What you are asked to do: Your task is to copy every record exactly.

Data in this exercise:
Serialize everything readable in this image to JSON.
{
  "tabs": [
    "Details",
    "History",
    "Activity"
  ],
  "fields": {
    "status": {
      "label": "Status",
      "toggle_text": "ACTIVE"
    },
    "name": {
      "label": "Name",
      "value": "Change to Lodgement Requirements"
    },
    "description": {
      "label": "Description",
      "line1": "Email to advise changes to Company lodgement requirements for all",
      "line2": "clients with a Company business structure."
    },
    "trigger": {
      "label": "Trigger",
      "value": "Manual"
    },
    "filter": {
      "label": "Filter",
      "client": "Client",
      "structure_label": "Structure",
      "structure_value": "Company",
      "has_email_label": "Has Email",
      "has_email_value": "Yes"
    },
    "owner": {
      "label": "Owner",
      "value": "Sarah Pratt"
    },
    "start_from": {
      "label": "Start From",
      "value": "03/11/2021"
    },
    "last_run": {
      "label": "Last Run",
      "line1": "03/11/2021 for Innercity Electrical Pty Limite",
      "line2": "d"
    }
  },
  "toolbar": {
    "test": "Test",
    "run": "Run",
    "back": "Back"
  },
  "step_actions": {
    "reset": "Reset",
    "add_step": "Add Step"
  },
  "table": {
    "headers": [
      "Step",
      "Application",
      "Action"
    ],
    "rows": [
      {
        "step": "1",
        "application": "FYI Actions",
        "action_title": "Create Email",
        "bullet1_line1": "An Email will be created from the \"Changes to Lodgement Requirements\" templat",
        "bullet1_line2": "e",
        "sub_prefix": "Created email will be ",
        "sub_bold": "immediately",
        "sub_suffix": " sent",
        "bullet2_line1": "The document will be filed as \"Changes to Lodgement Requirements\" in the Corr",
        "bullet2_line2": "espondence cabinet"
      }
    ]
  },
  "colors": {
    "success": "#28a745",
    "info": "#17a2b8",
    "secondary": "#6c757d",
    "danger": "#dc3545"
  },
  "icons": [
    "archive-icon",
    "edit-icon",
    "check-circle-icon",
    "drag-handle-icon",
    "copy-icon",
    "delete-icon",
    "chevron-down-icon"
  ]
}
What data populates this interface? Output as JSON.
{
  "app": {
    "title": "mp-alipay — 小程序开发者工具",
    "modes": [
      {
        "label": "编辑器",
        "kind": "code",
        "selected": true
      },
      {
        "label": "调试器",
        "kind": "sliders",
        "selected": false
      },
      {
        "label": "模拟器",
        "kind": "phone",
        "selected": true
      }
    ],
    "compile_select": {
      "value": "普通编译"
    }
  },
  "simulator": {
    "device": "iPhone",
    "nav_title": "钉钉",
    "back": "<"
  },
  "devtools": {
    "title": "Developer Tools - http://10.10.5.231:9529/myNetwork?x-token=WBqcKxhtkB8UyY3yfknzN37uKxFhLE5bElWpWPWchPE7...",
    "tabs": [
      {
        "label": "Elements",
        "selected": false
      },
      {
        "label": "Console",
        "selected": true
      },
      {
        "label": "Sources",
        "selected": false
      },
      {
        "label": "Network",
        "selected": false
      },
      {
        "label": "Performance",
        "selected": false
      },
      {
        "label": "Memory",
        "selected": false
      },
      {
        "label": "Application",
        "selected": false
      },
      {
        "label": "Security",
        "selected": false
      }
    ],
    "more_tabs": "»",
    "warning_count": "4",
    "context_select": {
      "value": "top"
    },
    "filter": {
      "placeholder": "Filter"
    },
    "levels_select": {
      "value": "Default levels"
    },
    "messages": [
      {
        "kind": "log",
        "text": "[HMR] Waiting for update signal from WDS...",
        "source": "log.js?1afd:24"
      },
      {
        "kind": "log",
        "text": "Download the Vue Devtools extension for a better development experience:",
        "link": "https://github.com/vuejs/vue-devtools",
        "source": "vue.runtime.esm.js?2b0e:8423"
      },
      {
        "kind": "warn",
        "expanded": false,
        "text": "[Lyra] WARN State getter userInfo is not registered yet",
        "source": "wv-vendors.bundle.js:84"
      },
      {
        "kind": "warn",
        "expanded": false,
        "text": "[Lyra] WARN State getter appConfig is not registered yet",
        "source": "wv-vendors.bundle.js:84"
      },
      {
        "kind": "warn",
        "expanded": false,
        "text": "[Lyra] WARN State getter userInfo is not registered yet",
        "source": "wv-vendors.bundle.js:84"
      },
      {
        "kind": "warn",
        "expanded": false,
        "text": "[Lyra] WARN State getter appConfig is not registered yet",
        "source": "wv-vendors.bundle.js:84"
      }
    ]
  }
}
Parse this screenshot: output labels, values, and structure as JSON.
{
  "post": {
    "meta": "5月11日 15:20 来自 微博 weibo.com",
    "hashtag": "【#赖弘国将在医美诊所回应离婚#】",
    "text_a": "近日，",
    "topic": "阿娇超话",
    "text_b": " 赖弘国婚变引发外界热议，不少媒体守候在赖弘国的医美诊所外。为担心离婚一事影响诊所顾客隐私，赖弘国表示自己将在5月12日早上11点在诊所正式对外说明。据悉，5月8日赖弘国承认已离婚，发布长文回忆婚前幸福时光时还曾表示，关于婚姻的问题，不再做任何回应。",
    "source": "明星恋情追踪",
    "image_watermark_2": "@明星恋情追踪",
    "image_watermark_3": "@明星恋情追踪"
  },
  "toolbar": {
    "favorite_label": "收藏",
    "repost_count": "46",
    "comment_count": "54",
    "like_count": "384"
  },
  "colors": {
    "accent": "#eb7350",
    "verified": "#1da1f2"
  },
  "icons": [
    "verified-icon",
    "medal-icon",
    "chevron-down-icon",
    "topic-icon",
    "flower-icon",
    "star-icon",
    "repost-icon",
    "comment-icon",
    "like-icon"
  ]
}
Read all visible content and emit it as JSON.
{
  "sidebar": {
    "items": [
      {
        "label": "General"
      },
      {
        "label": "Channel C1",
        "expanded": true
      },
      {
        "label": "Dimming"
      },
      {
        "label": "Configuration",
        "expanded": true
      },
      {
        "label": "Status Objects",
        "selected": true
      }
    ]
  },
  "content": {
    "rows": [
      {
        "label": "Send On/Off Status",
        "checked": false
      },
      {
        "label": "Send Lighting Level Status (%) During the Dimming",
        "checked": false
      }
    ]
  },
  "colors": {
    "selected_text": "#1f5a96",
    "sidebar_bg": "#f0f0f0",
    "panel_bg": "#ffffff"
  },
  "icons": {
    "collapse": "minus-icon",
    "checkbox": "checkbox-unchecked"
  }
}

Solution to this task:
Serialize everything readable in this image to JSON.
{
  "tabs": [
    "Details",
    "History",
    "Activity"
  ],
  "fields": {
    "status": {
      "label": "Status",
      "toggle_text": "ACTIVE"
    },
    "name": {
      "label": "Name",
      "value": "Change to Lodgement Requirements"
    },
    "description": {
      "label": "Description",
      "line1": "Email to advise changes to Company lodgement requirements for all",
      "line2": "clients with a Company business structure."
    },
    "trigger": {
      "label": "Trigger",
      "value": "Manual"
    },
    "filter": {
      "label": "Filter",
      "client": "Client",
      "structure_label": "Structure",
      "structure_value": "Company",
      "has_email_label": "Has Email",
      "has_email_value": "Yes"
    },
    "owner": {
      "label": "Owner",
      "value": "Sarah Pratt"
    },
    "start_from": {
      "label": "Start From",
      "value": "03/11/2021"
    },
    "last_run": {
      "label": "Last Run",
      "line1": "03/11/2021 for Innercity Electrical Pty Limite",
      "line2": "d"
    }
  },
  "toolbar": {
    "test": "Test",
    "run": "Run",
    "back": "Back"
  },
  "step_actions": {
    "reset": "Reset",
    "add_step": "Add Step"
  },
  "table": {
    "headers": [
      "Step",
      "Application",
      "Action"
    ],
    "rows": [
      {
        "step": "1",
        "application": "FYI Actions",
        "action_title": "Create Email",
        "bullet1_line1": "An Email will be created from the \"Changes to Lodgement Requirements\" templat",
        "bullet1_line2": "e",
        "sub_prefix": "Created email will be ",
        "sub_bold": "immediately",
        "sub_suffix": " sent",
        "bullet2_line1": "The document will be filed as \"Changes to Lodgement Requirements\" in the Corr",
        "bullet2_line2": "espondence cabinet"
      }
    ]
  },
  "colors": {
    "success": "#28a745",
    "info": "#17a2b8",
    "secondary": "#6c757d",
    "danger": "#dc3545"
  },
  "icons": [
    "archive-icon",
    "edit-icon",
    "check-circle-icon",
    "drag-handle-icon",
    "copy-icon",
    "delete-icon",
    "chevron-down-icon"
  ]
}
What data populates this interface? Output as JSON.
{
  "app": {
    "title": "mp-alipay — 小程序开发者工具",
    "modes": [
      {
        "label": "编辑器",
        "kind": "code",
        "selected": true
      },
      {
        "label": "调试器",
        "kind": "sliders",
        "selected": false
      },
      {
        "label": "模拟器",
        "kind": "phone",
        "selected": true
      }
    ],
    "compile_select": {
      "value": "普通编译"
    }
  },
  "simulator": {
    "device": "iPhone",
    "nav_title": "钉钉",
    "back": "<"
  },
  "devtools": {
    "title": "Developer Tools - http://10.10.5.231:9529/myNetwork?x-token=WBqcKxhtkB8UyY3yfknzN37uKxFhLE5bElWpWPWchPE7...",
    "tabs": [
      {
        "label": "Elements",
        "selected": false
      },
      {
        "label": "Console",
        "selected": true
      },
      {
        "label": "Sources",
        "selected": false
      },
      {
        "label": "Network",
        "selected": false
      },
      {
        "label": "Performance",
        "selected": false
      },
      {
        "label": "Memory",
        "selected": false
      },
      {
        "label": "Application",
        "selected": false
      },
      {
        "label": "Security",
        "selected": false
      }
    ],
    "more_tabs": "»",
    "warning_count": "4",
    "context_select": {
      "value": "top"
    },
    "filter": {
      "placeholder": "Filter"
    },
    "levels_select": {
      "value": "Default levels"
    },
    "messages": [
      {
        "kind": "log",
        "text": "[HMR] Waiting for update signal from WDS...",
        "source": "log.js?1afd:24"
      },
      {
        "kind": "log",
        "text": "Download the Vue Devtools extension for a better development experience:",
        "link": "https://github.com/vuejs/vue-devtools",
        "source": "vue.runtime.esm.js?2b0e:8423"
      },
      {
        "kind": "warn",
        "expanded": false,
        "text": "[Lyra] WARN State getter userInfo is not registered yet",
        "source": "wv-vendors.bundle.js:84"
      },
      {
        "kind": "warn",
        "expanded": false,
        "text": "[Lyra] WARN State getter appConfig is not registered yet",
        "source": "wv-vendors.bundle.js:84"
      },
      {
        "kind": "warn",
        "expanded": false,
        "text": "[Lyra] WARN State getter userInfo is not registered yet",
        "source": "wv-vendors.bundle.js:84"
      },
      {
        "kind": "warn",
        "expanded": false,
        "text": "[Lyra] WARN State getter appConfig is not registered yet",
        "source": "wv-vendors.bundle.js:84"
      }
    ]
  }
}
Parse this screenshot: output labels, values, and structure as JSON.
{
  "post": {
    "meta": "5月11日 15:20 来自 微博 weibo.com",
    "hashtag": "【#赖弘国将在医美诊所回应离婚#】",
    "text_a": "近日，",
    "topic": "阿娇超话",
    "text_b": " 赖弘国婚变引发外界热议，不少媒体守候在赖弘国的医美诊所外。为担心离婚一事影响诊所顾客隐私，赖弘国表示自己将在5月12日早上11点在诊所正式对外说明。据悉，5月8日赖弘国承认已离婚，发布长文回忆婚前幸福时光时还曾表示，关于婚姻的问题，不再做任何回应。",
    "source": "明星恋情追踪",
    "image_watermark_2": "@明星恋情追踪",
    "image_watermark_3": "@明星恋情追踪"
  },
  "toolbar": {
    "favorite_label": "收藏",
    "repost_count": "46",
    "comment_count": "54",
    "like_count": "384"
  },
  "colors": {
    "accent": "#eb7350",
    "verified": "#1da1f2"
  },
  "icons": [
    "verified-icon",
    "medal-icon",
    "chevron-down-icon",
    "topic-icon",
    "flower-icon",
    "star-icon",
    "repost-icon",
    "comment-icon",
    "like-icon"
  ]
}
Read all visible content and emit it as JSON.
{
  "sidebar": {
    "items": [
      {
        "label": "General"
      },
      {
        "label": "Channel C1",
        "expanded": true
      },
      {
        "label": "Dimming"
      },
      {
        "label": "Configuration",
        "expanded": true
      },
      {
        "label": "Status Objects",
        "selected": true
      }
    ]
  },
  "content": {
    "rows": [
      {
        "label": "Send On/Off Status",
        "checked": false
      },
      {
        "label": "Send Lighting Level Status (%) During the Dimming",
        "checked": false
      }
    ]
  },
  "colors": {
    "selected_text": "#1f5a96",
    "sidebar_bg": "#f0f0f0",
    "panel_bg": "#ffffff"
  },
  "icons": {
    "collapse": "minus-icon",
    "checkbox": "checkbox-unchecked"
  }
}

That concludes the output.